# [Direction]
State how many lines contain the string "substitution", and write nothing else.

# [Listed records]
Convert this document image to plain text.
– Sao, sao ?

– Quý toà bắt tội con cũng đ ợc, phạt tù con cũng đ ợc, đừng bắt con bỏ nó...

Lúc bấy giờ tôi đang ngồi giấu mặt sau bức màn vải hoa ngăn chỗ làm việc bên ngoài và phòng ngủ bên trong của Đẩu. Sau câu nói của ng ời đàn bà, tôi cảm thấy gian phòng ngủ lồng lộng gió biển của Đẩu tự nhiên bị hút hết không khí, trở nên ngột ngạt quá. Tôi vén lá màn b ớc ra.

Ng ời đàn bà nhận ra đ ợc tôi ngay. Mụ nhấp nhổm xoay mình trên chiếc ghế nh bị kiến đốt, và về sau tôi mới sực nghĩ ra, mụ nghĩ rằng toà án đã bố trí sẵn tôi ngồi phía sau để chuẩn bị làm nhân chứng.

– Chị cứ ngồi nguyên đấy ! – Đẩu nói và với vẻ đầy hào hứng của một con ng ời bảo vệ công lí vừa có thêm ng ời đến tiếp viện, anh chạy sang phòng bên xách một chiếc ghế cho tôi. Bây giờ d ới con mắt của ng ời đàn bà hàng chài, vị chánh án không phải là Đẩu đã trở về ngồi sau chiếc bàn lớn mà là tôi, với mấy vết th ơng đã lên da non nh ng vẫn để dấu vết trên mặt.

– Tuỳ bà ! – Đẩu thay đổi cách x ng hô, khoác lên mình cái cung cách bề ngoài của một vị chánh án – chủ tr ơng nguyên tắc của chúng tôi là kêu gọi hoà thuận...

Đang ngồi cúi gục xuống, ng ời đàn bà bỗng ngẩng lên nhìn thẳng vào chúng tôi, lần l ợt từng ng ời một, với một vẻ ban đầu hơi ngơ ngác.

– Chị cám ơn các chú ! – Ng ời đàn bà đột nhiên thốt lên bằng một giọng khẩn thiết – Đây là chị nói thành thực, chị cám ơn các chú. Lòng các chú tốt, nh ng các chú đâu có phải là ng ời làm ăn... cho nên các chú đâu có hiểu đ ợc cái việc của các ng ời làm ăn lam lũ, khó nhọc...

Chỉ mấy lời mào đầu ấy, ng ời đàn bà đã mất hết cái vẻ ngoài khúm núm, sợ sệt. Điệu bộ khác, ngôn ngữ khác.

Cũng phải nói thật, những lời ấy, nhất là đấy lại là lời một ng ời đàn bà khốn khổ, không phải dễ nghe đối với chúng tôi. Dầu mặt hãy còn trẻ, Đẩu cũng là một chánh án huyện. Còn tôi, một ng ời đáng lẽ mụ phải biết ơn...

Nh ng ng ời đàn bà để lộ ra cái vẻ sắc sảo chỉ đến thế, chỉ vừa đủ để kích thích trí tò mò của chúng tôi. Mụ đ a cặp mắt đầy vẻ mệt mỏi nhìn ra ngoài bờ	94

...

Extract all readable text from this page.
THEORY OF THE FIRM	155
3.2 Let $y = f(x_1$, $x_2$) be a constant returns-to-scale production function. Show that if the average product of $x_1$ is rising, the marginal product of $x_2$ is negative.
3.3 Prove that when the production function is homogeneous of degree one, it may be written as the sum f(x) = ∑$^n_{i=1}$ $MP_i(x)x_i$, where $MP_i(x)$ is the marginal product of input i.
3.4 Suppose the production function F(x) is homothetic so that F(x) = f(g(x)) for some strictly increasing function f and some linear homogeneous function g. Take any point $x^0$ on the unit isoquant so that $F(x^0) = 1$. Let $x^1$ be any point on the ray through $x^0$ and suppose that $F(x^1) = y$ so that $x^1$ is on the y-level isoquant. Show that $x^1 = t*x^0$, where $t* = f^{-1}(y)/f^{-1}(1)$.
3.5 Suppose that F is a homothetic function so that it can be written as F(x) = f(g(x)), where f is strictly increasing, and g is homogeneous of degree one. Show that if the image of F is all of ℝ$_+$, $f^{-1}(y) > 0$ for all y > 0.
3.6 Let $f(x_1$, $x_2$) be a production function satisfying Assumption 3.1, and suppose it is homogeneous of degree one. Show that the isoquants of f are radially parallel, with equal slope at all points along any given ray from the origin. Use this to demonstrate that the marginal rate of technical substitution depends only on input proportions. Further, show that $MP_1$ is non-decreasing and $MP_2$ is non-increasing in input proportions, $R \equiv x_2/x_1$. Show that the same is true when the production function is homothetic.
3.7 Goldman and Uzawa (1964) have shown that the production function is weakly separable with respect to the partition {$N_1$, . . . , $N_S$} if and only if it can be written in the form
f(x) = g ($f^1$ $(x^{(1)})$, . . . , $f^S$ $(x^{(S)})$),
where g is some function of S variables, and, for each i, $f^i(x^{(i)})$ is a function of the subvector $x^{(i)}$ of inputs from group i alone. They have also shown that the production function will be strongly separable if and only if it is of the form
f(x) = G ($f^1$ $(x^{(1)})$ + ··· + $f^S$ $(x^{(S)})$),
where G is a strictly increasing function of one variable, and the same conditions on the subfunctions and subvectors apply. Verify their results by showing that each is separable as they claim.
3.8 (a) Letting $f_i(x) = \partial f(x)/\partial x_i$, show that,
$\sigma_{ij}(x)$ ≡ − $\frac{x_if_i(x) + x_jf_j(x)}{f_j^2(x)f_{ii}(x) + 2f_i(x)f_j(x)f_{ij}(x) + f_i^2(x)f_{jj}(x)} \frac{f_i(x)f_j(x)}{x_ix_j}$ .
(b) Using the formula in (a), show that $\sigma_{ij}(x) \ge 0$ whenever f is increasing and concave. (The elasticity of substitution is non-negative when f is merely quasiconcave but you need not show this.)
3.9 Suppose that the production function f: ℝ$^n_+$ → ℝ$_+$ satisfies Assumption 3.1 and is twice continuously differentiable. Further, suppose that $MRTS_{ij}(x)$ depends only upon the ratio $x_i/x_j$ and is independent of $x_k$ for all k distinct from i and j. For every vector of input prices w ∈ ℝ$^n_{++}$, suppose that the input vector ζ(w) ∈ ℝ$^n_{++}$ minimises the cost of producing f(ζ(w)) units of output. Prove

# [Solution to this exercise]
2